Exercise brief:
Copy each line below in which the string "JSON" occurs.

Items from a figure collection
"""

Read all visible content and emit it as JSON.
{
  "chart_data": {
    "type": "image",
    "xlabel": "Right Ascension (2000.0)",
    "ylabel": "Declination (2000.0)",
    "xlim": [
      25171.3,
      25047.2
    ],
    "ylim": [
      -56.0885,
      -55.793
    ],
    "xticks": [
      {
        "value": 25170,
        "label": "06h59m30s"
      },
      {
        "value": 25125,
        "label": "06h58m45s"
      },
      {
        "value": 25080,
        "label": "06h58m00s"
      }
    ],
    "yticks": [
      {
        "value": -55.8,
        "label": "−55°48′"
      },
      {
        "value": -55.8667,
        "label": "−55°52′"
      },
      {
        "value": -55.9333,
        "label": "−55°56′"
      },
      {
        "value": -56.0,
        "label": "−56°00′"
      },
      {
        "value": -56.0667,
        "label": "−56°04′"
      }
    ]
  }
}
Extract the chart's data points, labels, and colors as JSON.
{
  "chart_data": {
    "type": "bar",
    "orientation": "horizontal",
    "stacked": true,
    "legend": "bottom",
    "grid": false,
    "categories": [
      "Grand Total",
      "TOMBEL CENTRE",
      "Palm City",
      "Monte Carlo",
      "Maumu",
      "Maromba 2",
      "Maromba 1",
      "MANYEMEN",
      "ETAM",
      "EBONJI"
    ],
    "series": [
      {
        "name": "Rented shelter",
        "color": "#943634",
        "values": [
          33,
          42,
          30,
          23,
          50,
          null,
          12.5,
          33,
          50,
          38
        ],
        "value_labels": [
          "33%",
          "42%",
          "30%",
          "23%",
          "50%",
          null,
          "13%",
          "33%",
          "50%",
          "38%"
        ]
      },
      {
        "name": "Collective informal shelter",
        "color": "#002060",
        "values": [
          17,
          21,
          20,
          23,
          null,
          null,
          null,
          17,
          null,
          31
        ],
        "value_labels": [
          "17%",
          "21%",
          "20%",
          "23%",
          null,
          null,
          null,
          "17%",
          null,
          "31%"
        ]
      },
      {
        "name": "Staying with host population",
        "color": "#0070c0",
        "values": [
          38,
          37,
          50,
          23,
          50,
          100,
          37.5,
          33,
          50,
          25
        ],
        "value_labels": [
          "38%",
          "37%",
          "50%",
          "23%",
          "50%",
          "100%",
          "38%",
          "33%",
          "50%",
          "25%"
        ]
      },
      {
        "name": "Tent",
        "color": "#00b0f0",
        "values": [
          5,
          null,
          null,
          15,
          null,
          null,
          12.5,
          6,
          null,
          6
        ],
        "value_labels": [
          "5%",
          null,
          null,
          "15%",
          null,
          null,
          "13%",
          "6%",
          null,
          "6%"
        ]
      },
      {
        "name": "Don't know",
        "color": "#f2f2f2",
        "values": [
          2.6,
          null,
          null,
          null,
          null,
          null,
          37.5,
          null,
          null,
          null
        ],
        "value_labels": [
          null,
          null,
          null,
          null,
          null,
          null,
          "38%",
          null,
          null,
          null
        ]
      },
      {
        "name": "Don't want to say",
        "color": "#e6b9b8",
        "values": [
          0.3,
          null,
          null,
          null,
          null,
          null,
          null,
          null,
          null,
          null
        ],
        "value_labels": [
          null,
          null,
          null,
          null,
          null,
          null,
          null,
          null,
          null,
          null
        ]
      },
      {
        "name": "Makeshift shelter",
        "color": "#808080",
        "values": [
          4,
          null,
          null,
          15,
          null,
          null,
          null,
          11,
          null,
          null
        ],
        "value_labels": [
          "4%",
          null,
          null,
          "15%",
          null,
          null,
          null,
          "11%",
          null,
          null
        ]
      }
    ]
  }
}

"""

Result of this task:
Read all visible content and emit it as JSON.
Extract the chart's data points, labels, and colors as JSON.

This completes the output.